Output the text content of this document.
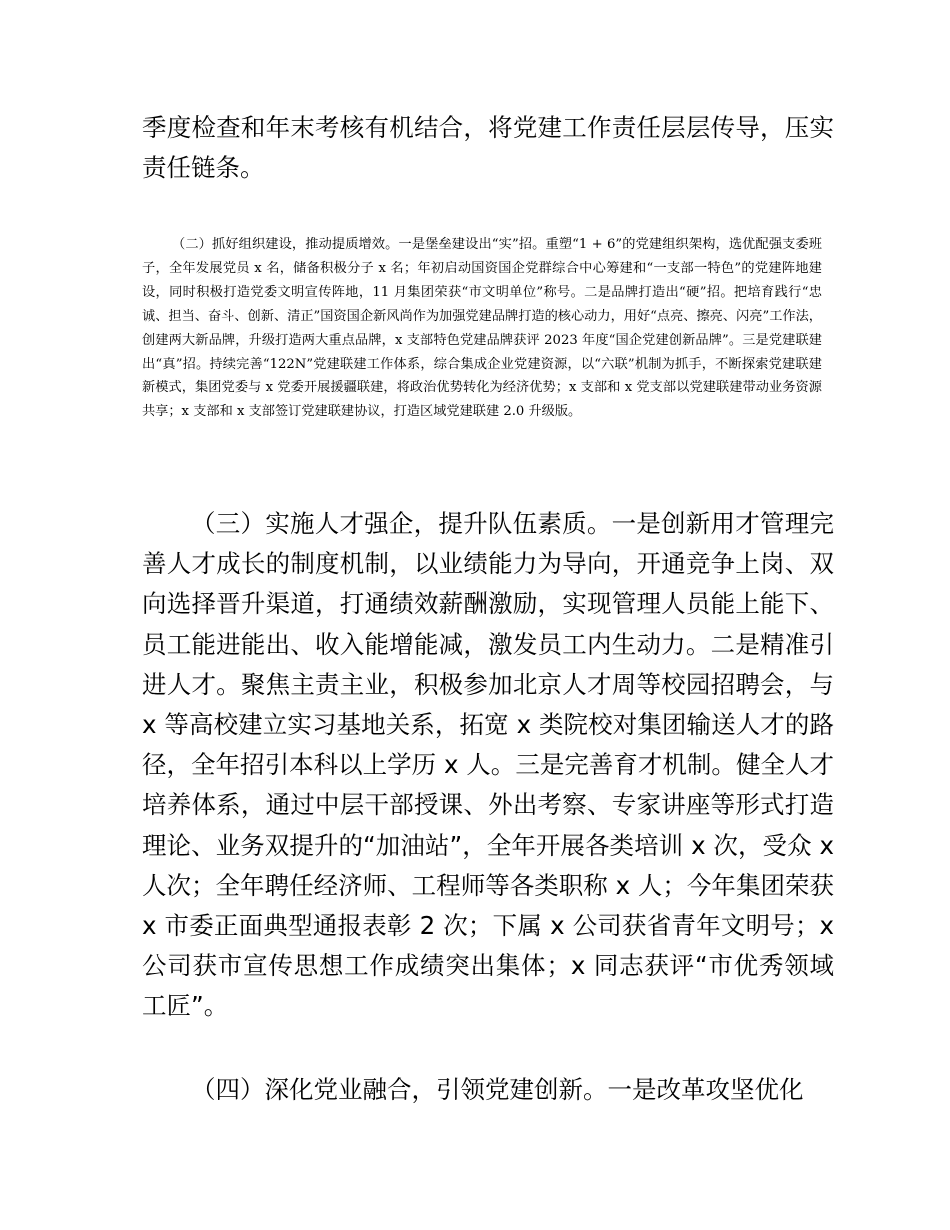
季度检查和年末考核有机结合，将党建工作责任层层传导，压实责任链条。

（二）抓好组织建设，推动提质增效。一是堡垒建设出“实”招。重塑“1 + 6”的党建组织架构，选优配强支委班子，全年发展党员 x 名，储备积极分子 x 名；年初启动国资国企党群综合中心筹建和“一支部一特色”的党建阵地建设，同时积极打造党委文明宣传阵地，11 月集团荣获“市文明单位”称号。二是品牌打造出“硬”招。把培育践行“忠诚、担当、奋斗、创新、清正”国资国企新风尚作为加强党建品牌打造的核心动力，用好“点亮、擦亮、闪亮”工作法，创建两大新品牌，升级打造两大重点品牌，x 支部特色党建品牌获评 2023 年度“国企党建创新品牌”。三是党建联建出“真”招。持续完善“122N”党建联建工作体系，综合集成企业党建资源，以“六联”机制为抓手，不断探索党建联建新模式，集团党委与 x 党委开展援疆联建，将政治优势转化为经济优势；x 支部和 x 党支部以党建联建带动业务资源共享；x 支部和 x 支部签订党建联建协议，打造区域党建联建 2.0 升级版。

（三）实施人才强企，提升队伍素质。一是创新用才管理完善人才成长的制度机制，以业绩能力为导向，开通竞争上岗、双向选择晋升渠道，打通绩效薪酬激励，实现管理人员能上能下、员工能进能出、收入能增能减，激发员工内生动力。二是精准引进人才。聚焦主责主业，积极参加北京人才周等校园招聘会，与 x 等高校建立实习基地关系，拓宽 x 类院校对集团输送人才的路径，全年招引本科以上学历 x 人。三是完善育才机制。健全人才培养体系，通过中层干部授课、外出考察、专家讲座等形式打造理论、业务双提升的“加油站”，全年开展各类培训 x 次，受众 x 人次；全年聘任经济师、工程师等各类职称 x 人；今年集团荣获 x 市委正面典型通报表彰 2 次；下属 x 公司获省青年文明号；x 公司获市宣传思想工作成绩突出集体；x 同志获评“市优秀领域工匠”。

（四）深化党业融合，引领党建创新。一是改革攻坚优化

□ □ □ □ □

**Task instructions**
The data above needs to be retyped exactly, with the images left out.

**Answer to the exercise**
Output the text content of this document.
季度检查和年末考核有机结合，将党建工作责任层层传导，压实责任链条。

（二）抓好组织建设，推动提质增效。一是堡垒建设出“实”招。重塑“1 + 6”的党建组织架构，选优配强支委班子，全年发展党员 x 名，储备积极分子 x 名；年初启动国资国企党群综合中心筹建和“一支部一特色”的党建阵地建设，同时积极打造党委文明宣传阵地，11 月集团荣获“市文明单位”称号。二是品牌打造出“硬”招。把培育践行“忠诚、担当、奋斗、创新、清正”国资国企新风尚作为加强党建品牌打造的核心动力，用好“点亮、擦亮、闪亮”工作法，创建两大新品牌，升级打造两大重点品牌，x 支部特色党建品牌获评 2023 年度“国企党建创新品牌”。三是党建联建出“真”招。持续完善“122N”党建联建工作体系，综合集成企业党建资源，以“六联”机制为抓手，不断探索党建联建新模式，集团党委与 x 党委开展援疆联建，将政治优势转化为经济优势；x 支部和 x 党支部以党建联建带动业务资源共享；x 支部和 x 支部签订党建联建协议，打造区域党建联建 2.0 升级版。

（三）实施人才强企，提升队伍素质。一是创新用才管理完善人才成长的制度机制，以业绩能力为导向，开通竞争上岗、双向选择晋升渠道，打通绩效薪酬激励，实现管理人员能上能下、员工能进能出、收入能增能减，激发员工内生动力。二是精准引进人才。聚焦主责主业，积极参加北京人才周等校园招聘会，与 x 等高校建立实习基地关系，拓宽 x 类院校对集团输送人才的路径，全年招引本科以上学历 x 人。三是完善育才机制。健全人才培养体系，通过中层干部授课、外出考察、专家讲座等形式打造理论、业务双提升的“加油站”，全年开展各类培训 x 次，受众 x 人次；全年聘任经济师、工程师等各类职称 x 人；今年集团荣获 x 市委正面典型通报表彰 2 次；下属 x 公司获省青年文明号；x 公司获市宣传思想工作成绩突出集体；x 同志获评“市优秀领域工匠”。

（四）深化党业融合，引领党建创新。一是改革攻坚优化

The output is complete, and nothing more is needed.